Exercise description
What follows is a listing; restate every line of it word for word.

[Chart and figure data]
* * *

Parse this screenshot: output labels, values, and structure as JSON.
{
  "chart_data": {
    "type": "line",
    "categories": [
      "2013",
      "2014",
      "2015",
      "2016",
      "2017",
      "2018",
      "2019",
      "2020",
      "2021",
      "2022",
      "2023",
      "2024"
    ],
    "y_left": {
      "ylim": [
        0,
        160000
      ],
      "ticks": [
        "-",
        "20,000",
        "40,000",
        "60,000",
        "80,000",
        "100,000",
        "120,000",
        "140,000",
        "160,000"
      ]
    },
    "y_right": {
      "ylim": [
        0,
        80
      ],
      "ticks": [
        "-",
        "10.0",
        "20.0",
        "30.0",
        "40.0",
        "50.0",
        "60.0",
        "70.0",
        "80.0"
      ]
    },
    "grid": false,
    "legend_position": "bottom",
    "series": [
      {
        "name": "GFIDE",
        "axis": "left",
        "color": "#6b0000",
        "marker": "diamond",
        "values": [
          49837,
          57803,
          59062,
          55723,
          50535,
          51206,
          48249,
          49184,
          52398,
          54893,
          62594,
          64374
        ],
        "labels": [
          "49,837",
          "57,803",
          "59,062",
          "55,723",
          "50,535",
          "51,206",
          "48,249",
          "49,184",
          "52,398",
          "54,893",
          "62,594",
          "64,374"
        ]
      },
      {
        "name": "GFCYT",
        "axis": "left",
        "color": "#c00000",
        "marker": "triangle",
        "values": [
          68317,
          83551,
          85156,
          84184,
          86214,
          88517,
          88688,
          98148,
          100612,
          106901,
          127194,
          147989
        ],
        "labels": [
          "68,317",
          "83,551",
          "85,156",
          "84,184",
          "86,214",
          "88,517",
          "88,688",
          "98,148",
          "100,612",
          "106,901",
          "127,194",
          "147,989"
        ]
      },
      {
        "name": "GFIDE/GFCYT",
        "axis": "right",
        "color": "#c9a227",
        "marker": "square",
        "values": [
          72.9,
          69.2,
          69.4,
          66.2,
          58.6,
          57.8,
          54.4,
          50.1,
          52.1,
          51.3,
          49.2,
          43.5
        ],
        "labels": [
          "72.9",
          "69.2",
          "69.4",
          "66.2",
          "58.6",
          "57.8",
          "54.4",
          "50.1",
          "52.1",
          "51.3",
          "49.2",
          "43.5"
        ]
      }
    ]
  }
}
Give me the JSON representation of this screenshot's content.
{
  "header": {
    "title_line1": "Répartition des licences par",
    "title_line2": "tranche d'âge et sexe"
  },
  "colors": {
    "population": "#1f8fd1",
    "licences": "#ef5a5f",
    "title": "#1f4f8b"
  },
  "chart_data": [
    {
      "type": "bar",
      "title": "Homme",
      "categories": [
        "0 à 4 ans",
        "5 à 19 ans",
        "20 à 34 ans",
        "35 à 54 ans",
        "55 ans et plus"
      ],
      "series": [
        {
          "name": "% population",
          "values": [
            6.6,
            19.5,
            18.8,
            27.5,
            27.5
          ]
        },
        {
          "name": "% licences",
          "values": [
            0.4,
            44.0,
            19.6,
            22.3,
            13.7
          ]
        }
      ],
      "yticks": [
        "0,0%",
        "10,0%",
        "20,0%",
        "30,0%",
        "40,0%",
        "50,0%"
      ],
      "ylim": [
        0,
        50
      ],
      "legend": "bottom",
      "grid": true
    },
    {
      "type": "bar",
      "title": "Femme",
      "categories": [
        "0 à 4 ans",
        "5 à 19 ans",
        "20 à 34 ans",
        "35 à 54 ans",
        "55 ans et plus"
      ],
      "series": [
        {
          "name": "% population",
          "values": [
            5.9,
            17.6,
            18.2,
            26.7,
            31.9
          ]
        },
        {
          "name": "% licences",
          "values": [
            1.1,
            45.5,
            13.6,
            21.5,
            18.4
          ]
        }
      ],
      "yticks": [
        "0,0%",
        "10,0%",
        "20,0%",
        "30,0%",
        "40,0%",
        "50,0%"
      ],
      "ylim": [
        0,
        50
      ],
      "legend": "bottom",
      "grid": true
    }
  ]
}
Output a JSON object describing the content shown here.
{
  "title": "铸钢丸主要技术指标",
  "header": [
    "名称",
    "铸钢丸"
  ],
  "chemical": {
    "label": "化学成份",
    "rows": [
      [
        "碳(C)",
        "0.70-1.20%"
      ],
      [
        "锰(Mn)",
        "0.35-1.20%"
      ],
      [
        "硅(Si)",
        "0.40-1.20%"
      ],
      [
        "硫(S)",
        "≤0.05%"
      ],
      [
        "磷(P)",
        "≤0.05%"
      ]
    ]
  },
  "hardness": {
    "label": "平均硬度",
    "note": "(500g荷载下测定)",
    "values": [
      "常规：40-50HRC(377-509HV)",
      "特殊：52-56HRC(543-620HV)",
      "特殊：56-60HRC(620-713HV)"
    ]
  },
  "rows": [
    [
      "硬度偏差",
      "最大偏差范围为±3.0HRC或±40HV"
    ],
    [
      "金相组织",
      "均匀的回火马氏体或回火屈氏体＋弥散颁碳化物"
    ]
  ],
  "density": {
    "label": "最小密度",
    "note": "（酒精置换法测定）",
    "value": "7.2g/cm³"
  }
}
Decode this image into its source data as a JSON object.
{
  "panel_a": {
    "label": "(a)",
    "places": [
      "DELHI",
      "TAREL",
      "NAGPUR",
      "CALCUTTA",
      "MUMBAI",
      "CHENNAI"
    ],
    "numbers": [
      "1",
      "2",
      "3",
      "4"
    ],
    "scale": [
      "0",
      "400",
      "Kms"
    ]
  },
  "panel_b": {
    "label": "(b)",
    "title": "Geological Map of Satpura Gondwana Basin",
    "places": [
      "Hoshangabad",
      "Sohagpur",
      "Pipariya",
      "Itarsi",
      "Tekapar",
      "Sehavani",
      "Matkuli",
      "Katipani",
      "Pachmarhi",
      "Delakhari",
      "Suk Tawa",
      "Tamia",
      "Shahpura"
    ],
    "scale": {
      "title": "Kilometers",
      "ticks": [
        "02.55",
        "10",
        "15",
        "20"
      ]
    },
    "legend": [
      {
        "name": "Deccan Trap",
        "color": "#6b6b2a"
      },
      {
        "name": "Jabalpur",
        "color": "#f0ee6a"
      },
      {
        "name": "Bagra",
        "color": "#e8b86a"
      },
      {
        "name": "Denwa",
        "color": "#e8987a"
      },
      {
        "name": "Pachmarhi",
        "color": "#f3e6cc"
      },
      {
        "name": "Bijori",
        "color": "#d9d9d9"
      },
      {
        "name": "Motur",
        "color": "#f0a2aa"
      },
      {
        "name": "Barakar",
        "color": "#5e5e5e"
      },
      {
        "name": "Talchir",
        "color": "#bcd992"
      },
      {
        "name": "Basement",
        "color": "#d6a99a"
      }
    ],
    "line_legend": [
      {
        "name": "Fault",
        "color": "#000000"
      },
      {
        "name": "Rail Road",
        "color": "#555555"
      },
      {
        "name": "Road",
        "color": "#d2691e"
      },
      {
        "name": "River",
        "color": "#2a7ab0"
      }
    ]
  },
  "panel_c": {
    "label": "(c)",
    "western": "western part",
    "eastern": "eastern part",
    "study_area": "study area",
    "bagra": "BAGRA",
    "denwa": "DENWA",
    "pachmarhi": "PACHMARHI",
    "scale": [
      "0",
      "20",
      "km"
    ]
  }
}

* * *

Answer to the task
Parse this screenshot: output labels, values, and structure as JSON.
{
  "chart_data": {
    "type": "line",
    "categories": [
      "2013",
      "2014",
      "2015",
      "2016",
      "2017",
      "2018",
      "2019",
      "2020",
      "2021",
      "2022",
      "2023",
      "2024"
    ],
    "y_left": {
      "ylim": [
        0,
        160000
      ],
      "ticks": [
        "-",
        "20,000",
        "40,000",
        "60,000",
        "80,000",
        "100,000",
        "120,000",
        "140,000",
        "160,000"
      ]
    },
    "y_right": {
      "ylim": [
        0,
        80
      ],
      "ticks": [
        "-",
        "10.0",
        "20.0",
        "30.0",
        "40.0",
        "50.0",
        "60.0",
        "70.0",
        "80.0"
      ]
    },
    "grid": false,
    "legend_position": "bottom",
    "series": [
      {
        "name": "GFIDE",
        "axis": "left",
        "color": "#6b0000",
        "marker": "diamond",
        "values": [
          49837,
          57803,
          59062,
          55723,
          50535,
          51206,
          48249,
          49184,
          52398,
          54893,
          62594,
          64374
        ],
        "labels": [
          "49,837",
          "57,803",
          "59,062",
          "55,723",
          "50,535",
          "51,206",
          "48,249",
          "49,184",
          "52,398",
          "54,893",
          "62,594",
          "64,374"
        ]
      },
      {
        "name": "GFCYT",
        "axis": "left",
        "color": "#c00000",
        "marker": "triangle",
        "values": [
          68317,
          83551,
          85156,
          84184,
          86214,
          88517,
          88688,
          98148,
          100612,
          106901,
          127194,
          147989
        ],
        "labels": [
          "68,317",
          "83,551",
          "85,156",
          "84,184",
          "86,214",
          "88,517",
          "88,688",
          "98,148",
          "100,612",
          "106,901",
          "127,194",
          "147,989"
        ]
      },
      {
        "name": "GFIDE/GFCYT",
        "axis": "right",
        "color": "#c9a227",
        "marker": "square",
        "values": [
          72.9,
          69.2,
          69.4,
          66.2,
          58.6,
          57.8,
          54.4,
          50.1,
          52.1,
          51.3,
          49.2,
          43.5
        ],
        "labels": [
          "72.9",
          "69.2",
          "69.4",
          "66.2",
          "58.6",
          "57.8",
          "54.4",
          "50.1",
          "52.1",
          "51.3",
          "49.2",
          "43.5"
        ]
      }
    ]
  }
}
Give me the JSON representation of this screenshot's content.
{
  "header": {
    "title_line1": "Répartition des licences par",
    "title_line2": "tranche d'âge et sexe"
  },
  "colors": {
    "population": "#1f8fd1",
    "licences": "#ef5a5f",
    "title": "#1f4f8b"
  },
  "chart_data": [
    {
      "type": "bar",
      "title": "Homme",
      "categories": [
        "0 à 4 ans",
        "5 à 19 ans",
        "20 à 34 ans",
        "35 à 54 ans",
        "55 ans et plus"
      ],
      "series": [
        {
          "name": "% population",
          "values": [
            6.6,
            19.5,
            18.8,
            27.5,
            27.5
          ]
        },
        {
          "name": "% licences",
          "values": [
            0.4,
            44.0,
            19.6,
            22.3,
            13.7
          ]
        }
      ],
      "yticks": [
        "0,0%",
        "10,0%",
        "20,0%",
        "30,0%",
        "40,0%",
        "50,0%"
      ],
      "ylim": [
        0,
        50
      ],
      "legend": "bottom",
      "grid": true
    },
    {
      "type": "bar",
      "title": "Femme",
      "categories": [
        "0 à 4 ans",
        "5 à 19 ans",
        "20 à 34 ans",
        "35 à 54 ans",
        "55 ans et plus"
      ],
      "series": [
        {
          "name": "% population",
          "values": [
            5.9,
            17.6,
            18.2,
            26.7,
            31.9
          ]
        },
        {
          "name": "% licences",
          "values": [
            1.1,
            45.5,
            13.6,
            21.5,
            18.4
          ]
        }
      ],
      "yticks": [
        "0,0%",
        "10,0%",
        "20,0%",
        "30,0%",
        "40,0%",
        "50,0%"
      ],
      "ylim": [
        0,
        50
      ],
      "legend": "bottom",
      "grid": true
    }
  ]
}
Output a JSON object describing the content shown here.
{
  "title": "铸钢丸主要技术指标",
  "header": [
    "名称",
    "铸钢丸"
  ],
  "chemical": {
    "label": "化学成份",
    "rows": [
      [
        "碳(C)",
        "0.70-1.20%"
      ],
      [
        "锰(Mn)",
        "0.35-1.20%"
      ],
      [
        "硅(Si)",
        "0.40-1.20%"
      ],
      [
        "硫(S)",
        "≤0.05%"
      ],
      [
        "磷(P)",
        "≤0.05%"
      ]
    ]
  },
  "hardness": {
    "label": "平均硬度",
    "note": "(500g荷载下测定)",
    "values": [
      "常规：40-50HRC(377-509HV)",
      "特殊：52-56HRC(543-620HV)",
      "特殊：56-60HRC(620-713HV)"
    ]
  },
  "rows": [
    [
      "硬度偏差",
      "最大偏差范围为±3.0HRC或±40HV"
    ],
    [
      "金相组织",
      "均匀的回火马氏体或回火屈氏体＋弥散颁碳化物"
    ]
  ],
  "density": {
    "label": "最小密度",
    "note": "（酒精置换法测定）",
    "value": "7.2g/cm³"
  }
}
Decode this image into its source data as a JSON object.
{
  "panel_a": {
    "label": "(a)",
    "places": [
      "DELHI",
      "TAREL",
      "NAGPUR",
      "CALCUTTA",
      "MUMBAI",
      "CHENNAI"
    ],
    "numbers": [
      "1",
      "2",
      "3",
      "4"
    ],
    "scale": [
      "0",
      "400",
      "Kms"
    ]
  },
  "panel_b": {
    "label": "(b)",
    "title": "Geological Map of Satpura Gondwana Basin",
    "places": [
      "Hoshangabad",
      "Sohagpur",
      "Pipariya",
      "Itarsi",
      "Tekapar",
      "Sehavani",
      "Matkuli",
      "Katipani",
      "Pachmarhi",
      "Delakhari",
      "Suk Tawa",
      "Tamia",
      "Shahpura"
    ],
    "scale": {
      "title": "Kilometers",
      "ticks": [
        "02.55",
        "10",
        "15",
        "20"
      ]
    },
    "legend": [
      {
        "name": "Deccan Trap",
        "color": "#6b6b2a"
      },
      {
        "name": "Jabalpur",
        "color": "#f0ee6a"
      },
      {
        "name": "Bagra",
        "color": "#e8b86a"
      },
      {
        "name": "Denwa",
        "color": "#e8987a"
      },
      {
        "name": "Pachmarhi",
        "color": "#f3e6cc"
      },
      {
        "name": "Bijori",
        "color": "#d9d9d9"
      },
      {
        "name": "Motur",
        "color": "#f0a2aa"
      },
      {
        "name": "Barakar",
        "color": "#5e5e5e"
      },
      {
        "name": "Talchir",
        "color": "#bcd992"
      },
      {
        "name": "Basement",
        "color": "#d6a99a"
      }
    ],
    "line_legend": [
      {
        "name": "Fault",
        "color": "#000000"
      },
      {
        "name": "Rail Road",
        "color": "#555555"
      },
      {
        "name": "Road",
        "color": "#d2691e"
      },
      {
        "name": "River",
        "color": "#2a7ab0"
      }
    ]
  },
  "panel_c": {
    "label": "(c)",
    "western": "western part",
    "eastern": "eastern part",
    "study_area": "study area",
    "bagra": "BAGRA",
    "denwa": "DENWA",
    "pachmarhi": "PACHMARHI",
    "scale": [
      "0",
      "20",
      "km"
    ]
  }
}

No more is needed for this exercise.